[Dataset excerpt]
━━━━━━

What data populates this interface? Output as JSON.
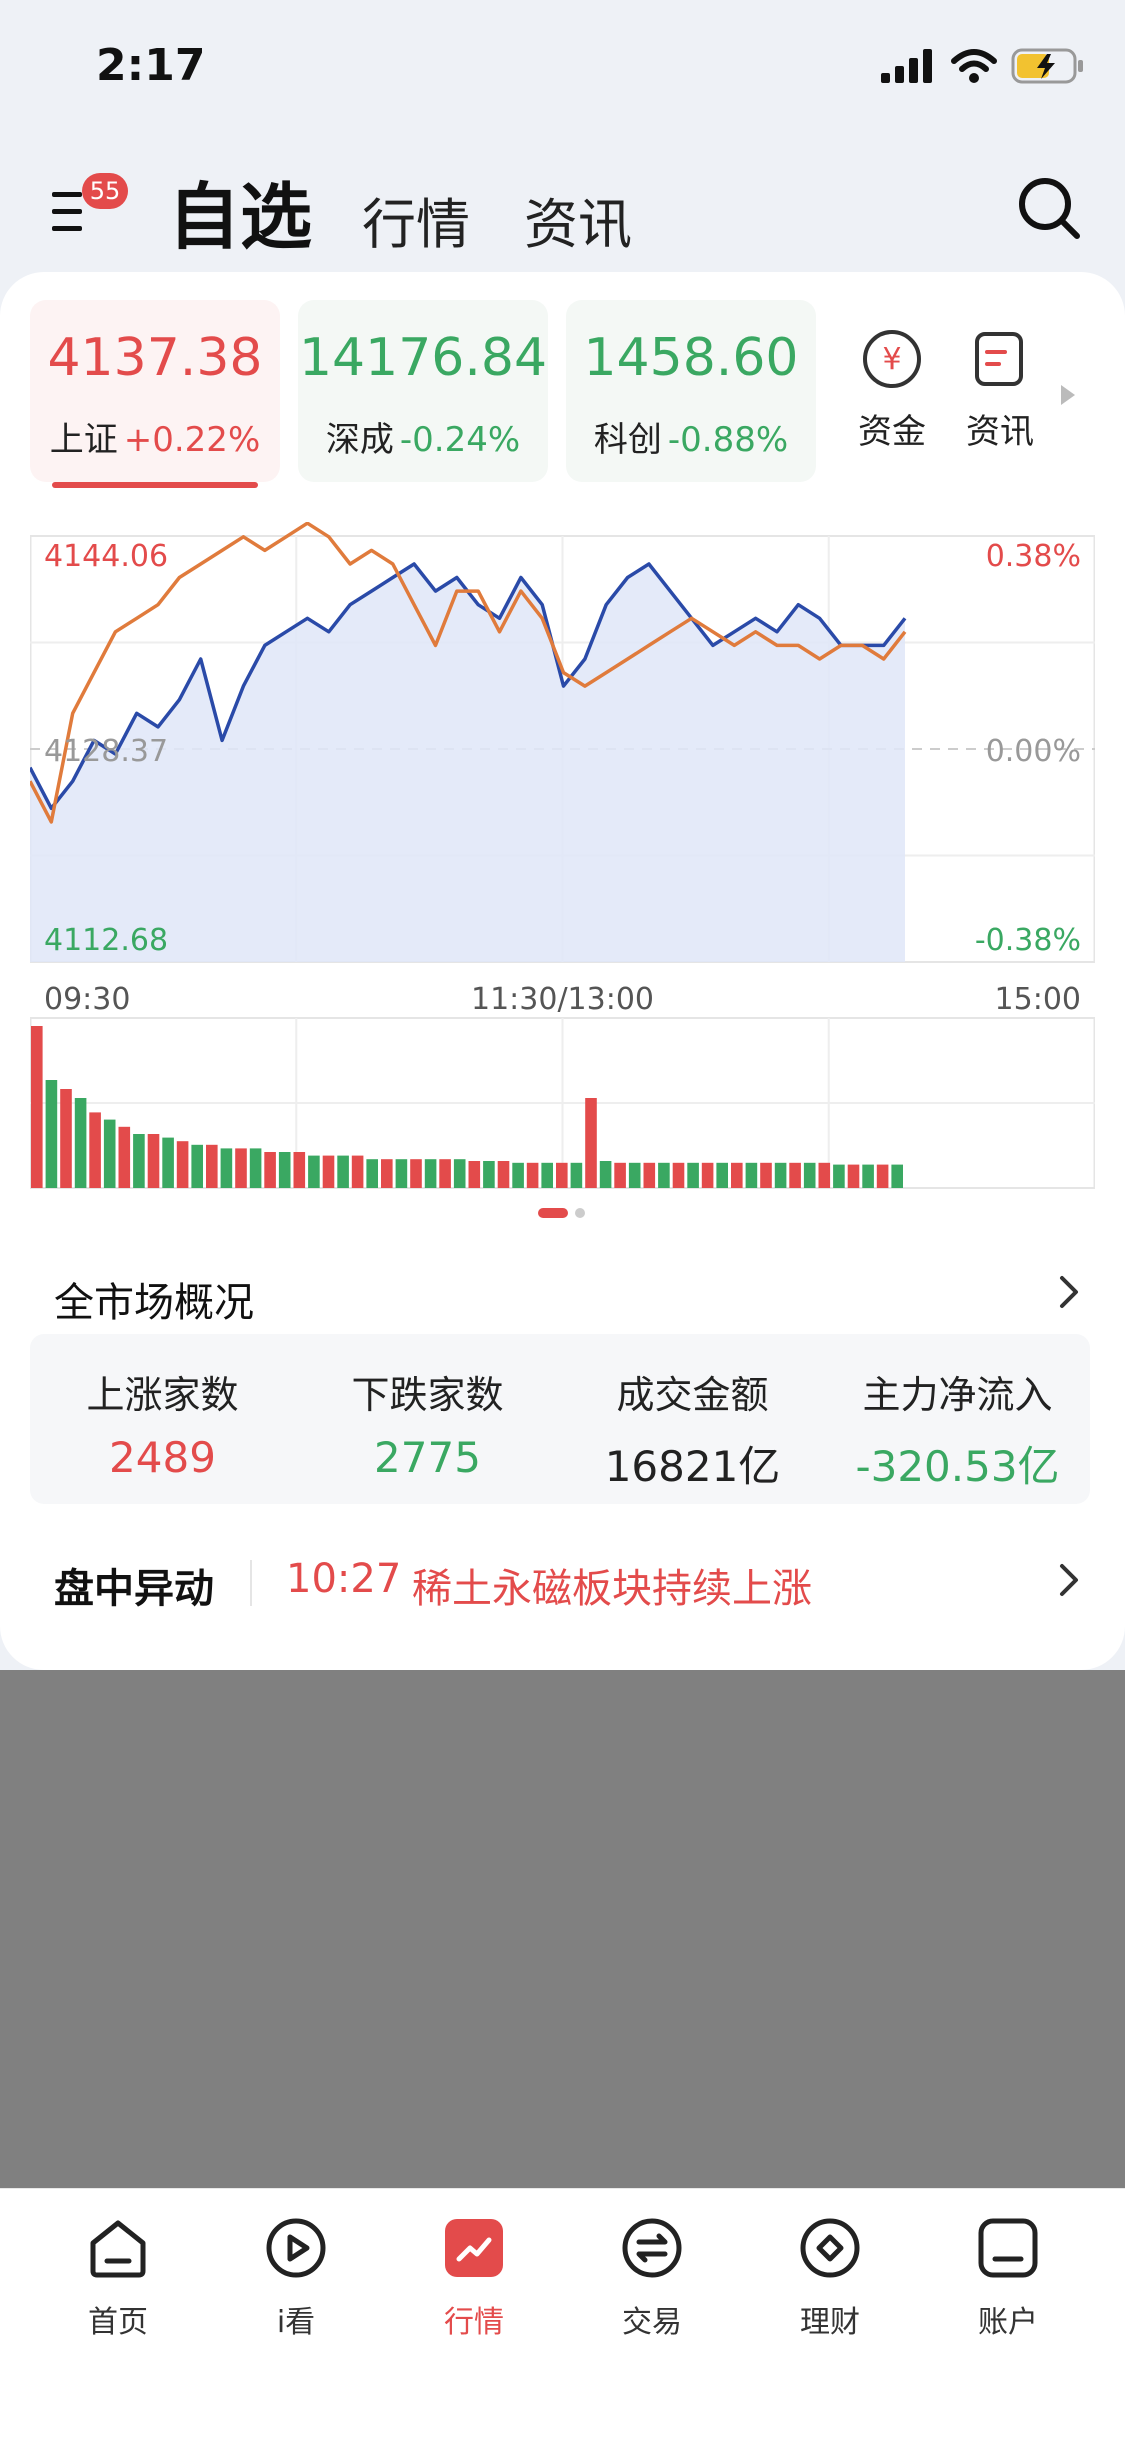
{
  "status": {
    "time": "2:17"
  },
  "header": {
    "badge": "55",
    "tabs": [
      {
        "label": "自选"
      },
      {
        "label": "行情"
      },
      {
        "label": "资讯"
      }
    ]
  },
  "indices": [
    {
      "value": "4137.38",
      "name": "上证",
      "change": "+0.22%"
    },
    {
      "value": "14176.84",
      "name": "深成",
      "change": "-0.24%"
    },
    {
      "value": "1458.60",
      "name": "科创",
      "change": "-0.88%"
    }
  ],
  "quick_links": [
    {
      "label": "资金",
      "icon": "yuan-circle-icon"
    },
    {
      "label": "资讯",
      "icon": "news-icon"
    }
  ],
  "chart_data": {
    "type": "line",
    "title": "",
    "y_left_labels": [
      "4144.06",
      "4128.37",
      "4112.68"
    ],
    "y_right_labels": [
      "0.38%",
      "0.00%",
      "-0.38%"
    ],
    "x_labels": [
      "09:30",
      "11:30/13:00",
      "15:00"
    ],
    "ylim": [
      4112.68,
      4144.06
    ],
    "baseline": 4128.37,
    "series": [
      {
        "name": "",
        "color": "#2a4aa8",
        "values": [
          4127,
          4124,
          4126,
          4129,
          4128,
          4131,
          4130,
          4132,
          4135,
          4129,
          4133,
          4136,
          4137,
          4138,
          4137,
          4139,
          4140,
          4141,
          4142,
          4140,
          4141,
          4139,
          4138,
          4141,
          4139,
          4133,
          4135,
          4139,
          4141,
          4142,
          4140,
          4138,
          4136,
          4137,
          4138,
          4137,
          4139,
          4138,
          4136,
          4136,
          4136,
          4138
        ]
      },
      {
        "name": "",
        "color": "#e07b3c",
        "values": [
          4126,
          4123,
          4131,
          4134,
          4137,
          4138,
          4139,
          4141,
          4142,
          4143,
          4144,
          4143,
          4144,
          4145,
          4144,
          4142,
          4143,
          4142,
          4139,
          4136,
          4140,
          4140,
          4137,
          4140,
          4138,
          4134,
          4133,
          4134,
          4135,
          4136,
          4137,
          4138,
          4137,
          4136,
          4137,
          4136,
          4136,
          4135,
          4136,
          4136,
          4135,
          4137
        ]
      }
    ],
    "volume": [
      90,
      60,
      55,
      50,
      42,
      38,
      34,
      30,
      30,
      28,
      26,
      24,
      24,
      22,
      22,
      22,
      20,
      20,
      20,
      18,
      18,
      18,
      18,
      16,
      16,
      16,
      16,
      16,
      16,
      16,
      15,
      15,
      15,
      14,
      14,
      14,
      14,
      14,
      50,
      15,
      14,
      14,
      14,
      14,
      14,
      14,
      14,
      14,
      14,
      14,
      14,
      14,
      14,
      14,
      14,
      13,
      13,
      13,
      13,
      13
    ]
  },
  "overview": {
    "title": "全市场概况",
    "items": [
      {
        "label": "上涨家数",
        "value": "2489"
      },
      {
        "label": "下跌家数",
        "value": "2775"
      },
      {
        "label": "成交金额",
        "value": "16821亿"
      },
      {
        "label": "主力净流入",
        "value": "-320.53亿"
      }
    ]
  },
  "alert": {
    "label": "盘中异动",
    "time": "10:27",
    "message": "稀土永磁板块持续上涨"
  },
  "nav": [
    {
      "label": "首页",
      "icon": "home-icon"
    },
    {
      "label": "i看",
      "icon": "play-icon"
    },
    {
      "label": "行情",
      "icon": "market-icon"
    },
    {
      "label": "交易",
      "icon": "exchange-icon"
    },
    {
      "label": "理财",
      "icon": "diamond-icon"
    },
    {
      "label": "账户",
      "icon": "account-icon"
    }
  ],
  "colors": {
    "up": "#e34b4b",
    "down": "#3aa862",
    "accent": "#e34b4b"
  }
}
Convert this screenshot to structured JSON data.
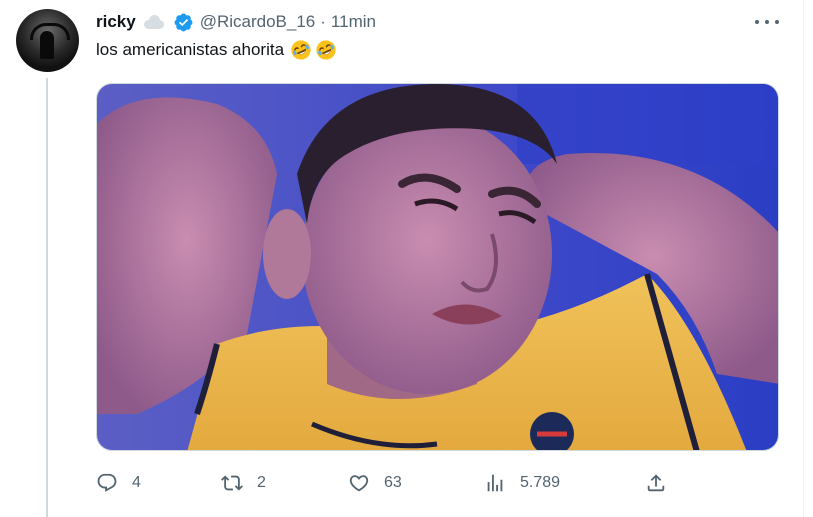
{
  "tweet": {
    "author_name": "ricky",
    "handle": "@RicardoB_16",
    "separator": "·",
    "time": "11min",
    "text": "los americanistas ahorita",
    "emoji": [
      "rolling-on-floor-laughing",
      "rolling-on-floor-laughing"
    ],
    "badge_icons": [
      "cloud-icon",
      "verified-badge-icon"
    ],
    "verified_color": "#1d9bf0",
    "media": {
      "description_icon": "photo-crying-fan"
    }
  },
  "actions": {
    "reply_count": "4",
    "retweet_count": "2",
    "like_count": "63",
    "views_count": "5.789",
    "icons": [
      "reply-icon",
      "retweet-icon",
      "like-icon",
      "views-icon",
      "share-icon"
    ]
  },
  "colors": {
    "text_primary": "#0f1419",
    "text_secondary": "#536471",
    "accent": "#1d9bf0"
  }
}
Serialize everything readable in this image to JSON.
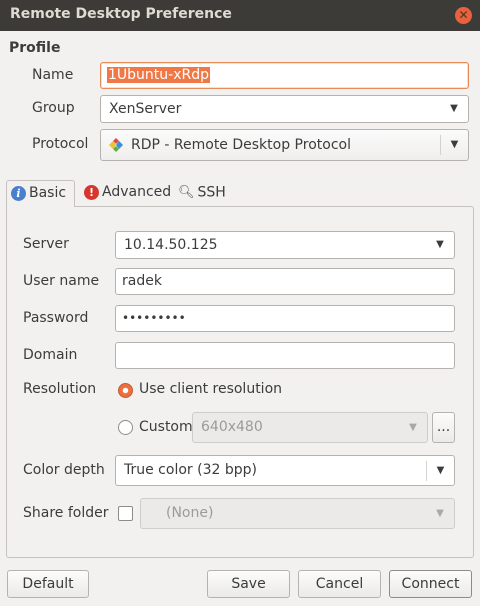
{
  "window": {
    "title": "Remote Desktop Preference"
  },
  "profile": {
    "section_title": "Profile",
    "name_label": "Name",
    "name_value": "1Ubuntu-xRdp",
    "group_label": "Group",
    "group_value": "XenServer",
    "protocol_label": "Protocol",
    "protocol_value": "RDP - Remote Desktop Protocol"
  },
  "tabs": [
    {
      "label": "Basic",
      "icon": "info-icon",
      "active": true
    },
    {
      "label": "Advanced",
      "icon": "warning-icon",
      "active": false
    },
    {
      "label": "SSH",
      "icon": "search-icon",
      "active": false
    }
  ],
  "basic": {
    "server_label": "Server",
    "server_value": "10.14.50.125",
    "username_label": "User name",
    "username_value": "radek",
    "password_label": "Password",
    "password_value": "•••••••••",
    "domain_label": "Domain",
    "domain_value": "",
    "resolution_label": "Resolution",
    "resolution_client_label": "Use client resolution",
    "resolution_custom_label": "Custom",
    "resolution_custom_value": "640x480",
    "resolution_more_label": "...",
    "color_depth_label": "Color depth",
    "color_depth_value": "True color (32 bpp)",
    "share_folder_label": "Share folder",
    "share_folder_value": "(None)"
  },
  "buttons": {
    "default_label": "Default",
    "save_label": "Save",
    "cancel_label": "Cancel",
    "connect_label": "Connect"
  },
  "colors": {
    "titlebar": "#3c3b37",
    "accent": "#f07746",
    "close": "#e8613a"
  }
}
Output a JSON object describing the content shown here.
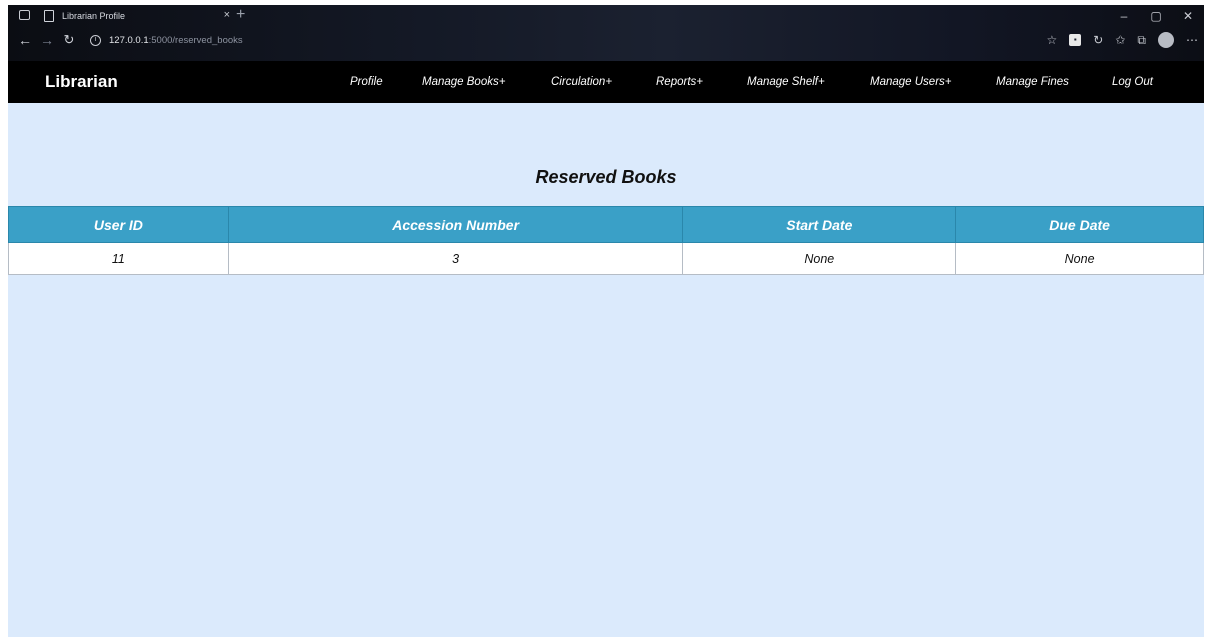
{
  "browser": {
    "tab_title": "Librarian Profile",
    "tab_close": "×",
    "new_tab": "+",
    "url_host": "127.0.0.1",
    "url_path": ":5000/reserved_books",
    "window_controls": [
      "–",
      "▢",
      "✕"
    ]
  },
  "nav": {
    "brand": "Librarian",
    "links": [
      "Profile",
      "Manage Books+",
      "Circulation+",
      "Reports+",
      "Manage Shelf+",
      "Manage Users+",
      "Manage Fines",
      "Log Out"
    ]
  },
  "main": {
    "title": "Reserved Books",
    "table": {
      "columns": [
        "User ID",
        "Accession Number",
        "Start Date",
        "Due Date"
      ],
      "rows": [
        [
          "11",
          "3",
          "None",
          "None"
        ]
      ]
    }
  },
  "colors": {
    "header_bg": "#3aa0c7",
    "page_bg": "#dbeafc",
    "nav_bg": "#000000"
  },
  "icons": [
    "window-icon",
    "page-icon",
    "back-arrow-icon",
    "forward-arrow-icon",
    "reload-icon",
    "info-icon",
    "favorite-icon",
    "extension-icon",
    "refresh-icon",
    "favorites-icon",
    "collections-icon",
    "profile-icon",
    "more-icon"
  ]
}
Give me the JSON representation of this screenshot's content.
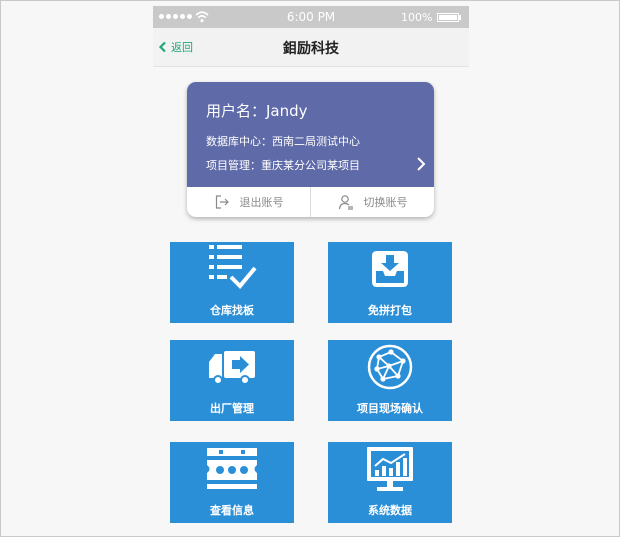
{
  "status_bar": {
    "time": "6:00 PM",
    "battery": "100%",
    "battery_level": 1.0
  },
  "nav": {
    "back_label": "返回",
    "title": "鉬励科技"
  },
  "user_card": {
    "username": "用户名：Jandy",
    "data_center": "数据库中心：西南二局测试中心",
    "project": "项目管理：重庆某分公司某项目",
    "logout_label": "退出账号",
    "switch_label": "切换账号"
  },
  "tiles": [
    {
      "label": "仓库找板",
      "icon": "checklist-icon"
    },
    {
      "label": "免拼打包",
      "icon": "inbox-download-icon"
    },
    {
      "label": "出厂管理",
      "icon": "delivery-truck-icon"
    },
    {
      "label": "项目现场确认",
      "icon": "network-globe-icon"
    },
    {
      "label": "查看信息",
      "icon": "info-panel-icon"
    },
    {
      "label": "系统数据",
      "icon": "monitor-chart-icon"
    }
  ],
  "colors": {
    "status_bar": "#c9c9c9",
    "accent_green": "#1fa67a",
    "card": "#5f6aa8",
    "tile": "#2b8fd8"
  }
}
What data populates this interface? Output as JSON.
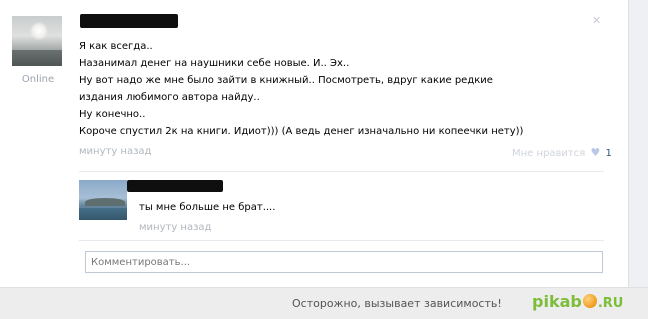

━━━━━━

GIVEN INSTRUCTION
Make an exact copy of the lines of the records from the line containing "Output a JSON" through the final line, both ends included, but not of the pictures.

FINAL RESULT
Output a JSON object describing the content shown here.
{
  "browser": {
    "tab_title": "Librarian Profile",
    "tab_close": "×",
    "new_tab": "+",
    "url_host": "127.0.0.1",
    "url_path": ":5000/reserved_books",
    "window_controls": [
      "–",
      "▢",
      "✕"
    ]
  },
  "nav": {
    "brand": "Librarian",
    "links": [
      "Profile",
      "Manage Books+",
      "Circulation+",
      "Reports+",
      "Manage Shelf+",
      "Manage Users+",
      "Manage Fines",
      "Log Out"
    ]
  },
  "main": {
    "title": "Reserved Books",
    "table": {
      "columns": [
        "User ID",
        "Accession Number",
        "Start Date",
        "Due Date"
      ],
      "rows": [
        [
          "11",
          "3",
          "None",
          "None"
        ]
      ]
    }
  },
  "colors": {
    "header_bg": "#3aa0c7",
    "page_bg": "#dbeafc",
    "nav_bg": "#000000"
  },
  "icons": [
    "window-icon",
    "page-icon",
    "back-arrow-icon",
    "forward-arrow-icon",
    "reload-icon",
    "info-icon",
    "favorite-icon",
    "extension-icon",
    "refresh-icon",
    "favorites-icon",
    "collections-icon",
    "profile-icon",
    "more-icon"
  ]
}
Give me the JSON representation of this screenshot's content.
{
  "status_bar": {
    "time": "6:00 PM",
    "battery": "100%",
    "battery_level": 1.0
  },
  "nav": {
    "back_label": "返回",
    "title": "鉬励科技"
  },
  "user_card": {
    "username": "用户名：Jandy",
    "data_center": "数据库中心：西南二局测试中心",
    "project": "项目管理：重庆某分公司某项目",
    "logout_label": "退出账号",
    "switch_label": "切换账号"
  },
  "tiles": [
    {
      "label": "仓库找板",
      "icon": "checklist-icon"
    },
    {
      "label": "免拼打包",
      "icon": "inbox-download-icon"
    },
    {
      "label": "出厂管理",
      "icon": "delivery-truck-icon"
    },
    {
      "label": "项目现场确认",
      "icon": "network-globe-icon"
    },
    {
      "label": "查看信息",
      "icon": "info-panel-icon"
    },
    {
      "label": "系统数据",
      "icon": "monitor-chart-icon"
    }
  ],
  "colors": {
    "status_bar": "#c9c9c9",
    "accent_green": "#1fa67a",
    "card": "#5f6aa8",
    "tile": "#2b8fd8"
  }
}
What data populates this interface? Output as JSON.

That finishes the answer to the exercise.